• [JOBS]
1 - Do these statements agree with the Mount Lindsey hiking account? (a) The writer picked Mount Lindsey as a first 14er. (b) Josh, Kalyn, and Reuben reached the summit after the writer did. (c) The 11-year-old chow had summited 52 14ers. Answer yes or no for each, and quote the deciding words of the account.
2 - In the Mount Lindsey hiking account, how long after the writer and Leni did Chappy and Christa reach the summit?
3 - Continue the Mount Lindsey hiking account, starting after its final sentence.

• [TEXT EXCERPT]
______
We passed a group of three women with an 11-year-old chow. This dog, we're told, had summited 52 14ers in her time. Mt. Lindsey was to be her last. I was incredibly impressed. The owner asked me how many ascents our dogs had made. I told her that, not only was this their first, but it was also my first 14er. The woman's jaw dropped. She asked why I'd chosen this mountain for my first and I simply told her that it had been chosen by someone else in my hiking party. It was here, with 99.9% of the ascent behind me and only 2 minutes of hiking before reaching the summit, that I found out that Mount Lindsey is actually one of the harder of Colorado's 14ers. Later, I looked it up online and found that it is the 17th hardest of the 58. Finally, I felt validated in my previous struggle and was now, more than ever, ready and motivated to hit the summit and conquer this thing.

11:30 AM

Hello summit! I staggered across the last ridge to the very top of Mount Lindsey.

I was looking down on other high peaks and valleys filled with rocks, grass, and snow. It was breath-taking.

There was a group of hikers about to leave the summit leaving just our group there. I signed the register and laid down. Josh, Kalyn, and Reuben had been on the summit about 15ish minutes when Leni and I arrived. Chappy and Christa arrived 5 or so minutes after us. After their arrival, it was decided that it was time for a group picture. I stood up more quickly than I should have and got an incredible head rush from the high altitude. Here's Leni and me at the summit:

Proof that the whole group made it:

12:00 PM

After we took pictures and rested a few more minutes, we began our descent.

We were all a little freaked out about the down climb. That scrambling was one thing coming up but going down was quite another story. We were just extra careful and planned out our steps more carefully than before.
______
• [COLLECTED DATA]
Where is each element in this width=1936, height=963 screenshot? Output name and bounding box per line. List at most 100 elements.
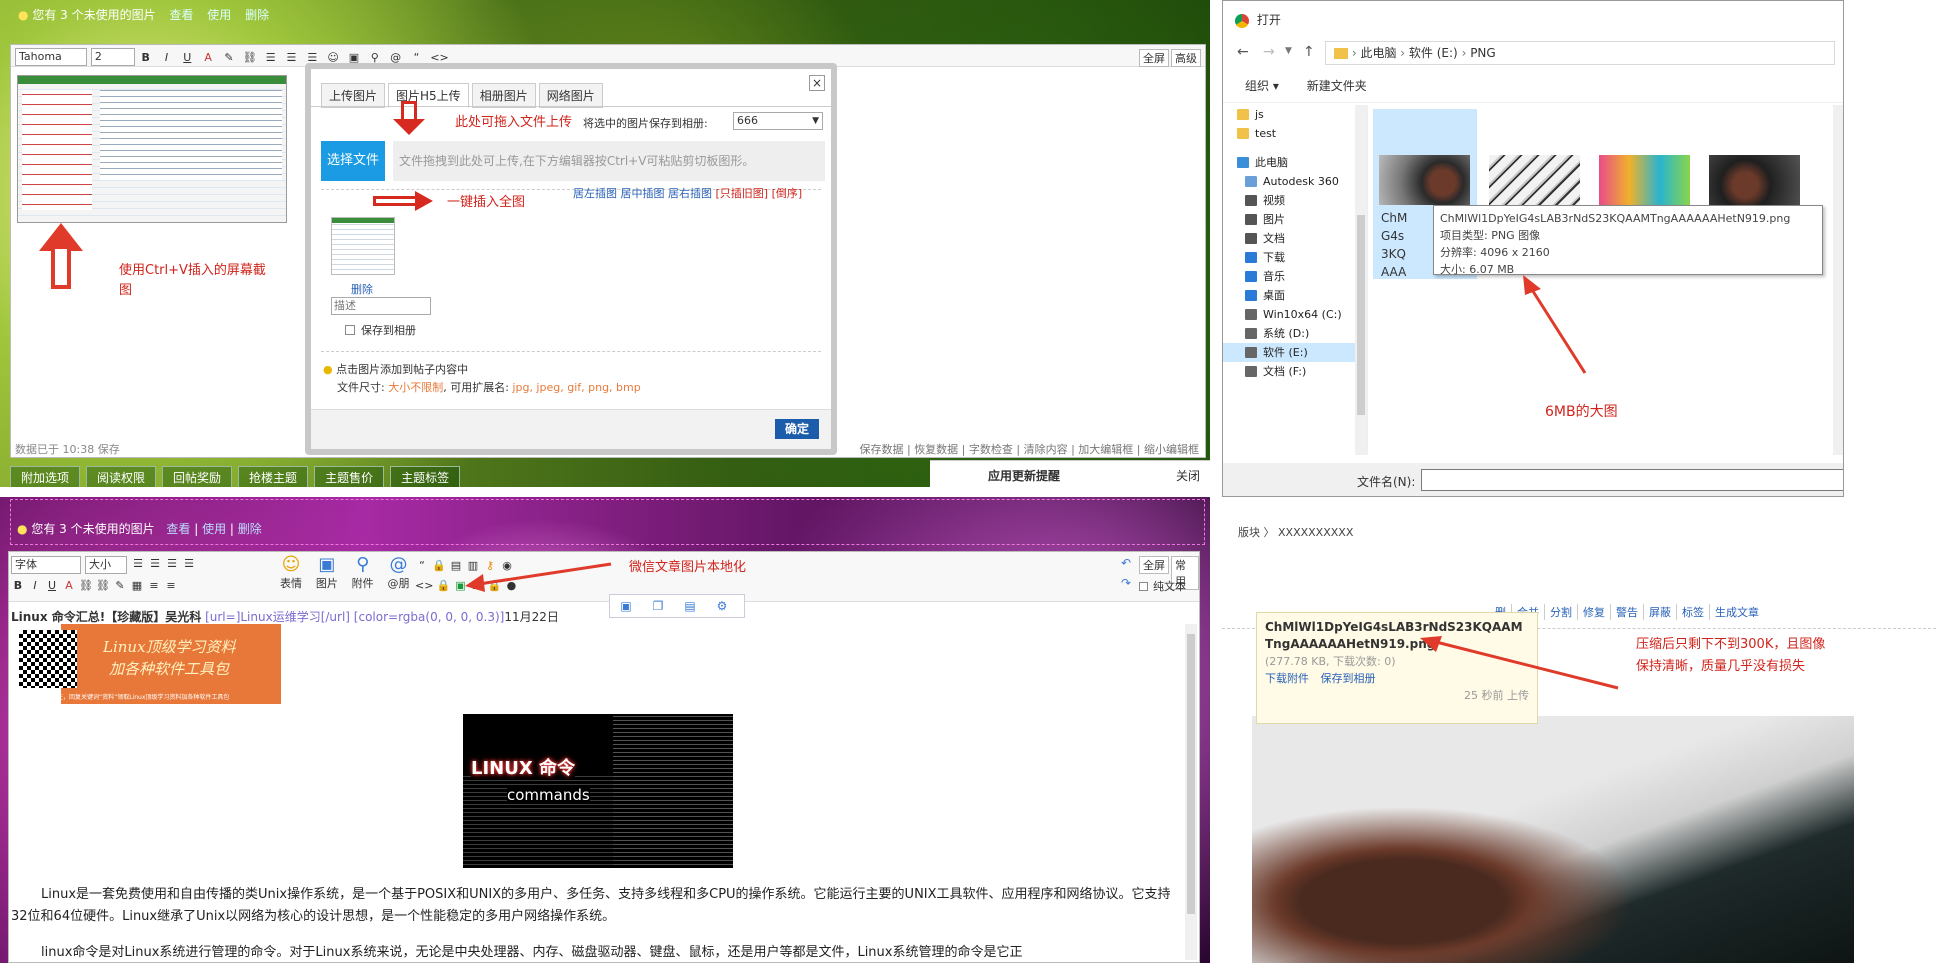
______
• [RESPONSES IN ORDER]
1 -
(a) No: "it had been chosen by someone else in my hiking party"
(b) No: "Josh, Kalyn, and Reuben had been on the summit about 15ish minutes when Leni and I arrived"
(c) Yes: "had summited 52 14ers in her time"

2 - They arrived 5 or so minutes later.

3 -
The biggest problem at this point was the dogs. Coming down head first for them must have been pretty frightening. Sierra and Lucy managed well enough, though with some whining from them and coaxing from us. Maya was struggling a little more, probably partially due to fear but also due to physical pain as some of the pads on her poor paws were splitting and bleeding.

Back in the saddle, it was really windy again. We picked up our packs and continued going down. The trip down, as one would imagine, had fewer and shorter stops. The steeper parts did concern me though. People were tired and sore and I knew that this would be the time that people were lazy about their foot placement and would be more likely to turn an ankle and hurt themselves. But thank God, everyone made it out safely.

5:30 PM

By this time, we'd hit the trailhead parking lot again, loaded back up into the truck, and returned to the campsite. We sat in our chairs around the campfire talking about getting the fire going for dinner but no one had the energy. We ripped through 2 bags of doritos and then, one by one, people made their ways to tents for an evening nap. When nap time was over, we got the fire roaring and then feasted on some delicious hobo dinners, courtesy of Josh and Leni. At this point, the dogs were passed out, Maya in a tent and Lucy and Sierra in the back of the truck. We enjoyed some more of each other's company and some s'mores and then turned in for the night.


Sunday found us traveling south to a campsite that was a little closer to civilization and, most importantly, food. After setting up our new camp, we drove into Trinidad, CO. In case you were wondering, Trinidad has about 4 open restaurants on the 4th of July: Wendy's, Sonic, a sketchy looking chinese place, and a mexican place called "Tequila's". We went for Tequila's and ate very well. We headed back to camp and parked ourselves around the campfire for the rest of the night.

Good stories, conversation, beer, more doritos, and s'mores were shared by all before retreating to our tents for one final night. Monday morning came quickly and those with long drives got on the road before 7AM. Leni, Reuben and I pulled out at about 7:20 and made our way home with a stop in Taos for fuel and some snacks. We got home around 11:30 in the morning, unloaded the truck, and said "good-bye" to Reuben, who still had a 5-and-a-half hour drive to get home to Lubbock. By noon, I was showered and it felt good to be home. I was definitely looking forward to a home-cooked meal for dinner and a good night's rest in my own bed.


Maggie: 1 Mt. Lindsey: 0

Keep It Real!


  1. Could you see the iron bosom?

  2. Yes....from the saddle between the two peaks

  3. We need to figure out what one is next!

  4. DANG, GIRL!!! Ok, so some thoughts. Totally random, but you've met me: I LURVE that when I read your blog, I am NEVER disappointed with grammar, punctuation or spelling. This pleases me to no end. It means that I am able to thoroughly enjoy your stories without having to mentally correct you. ;)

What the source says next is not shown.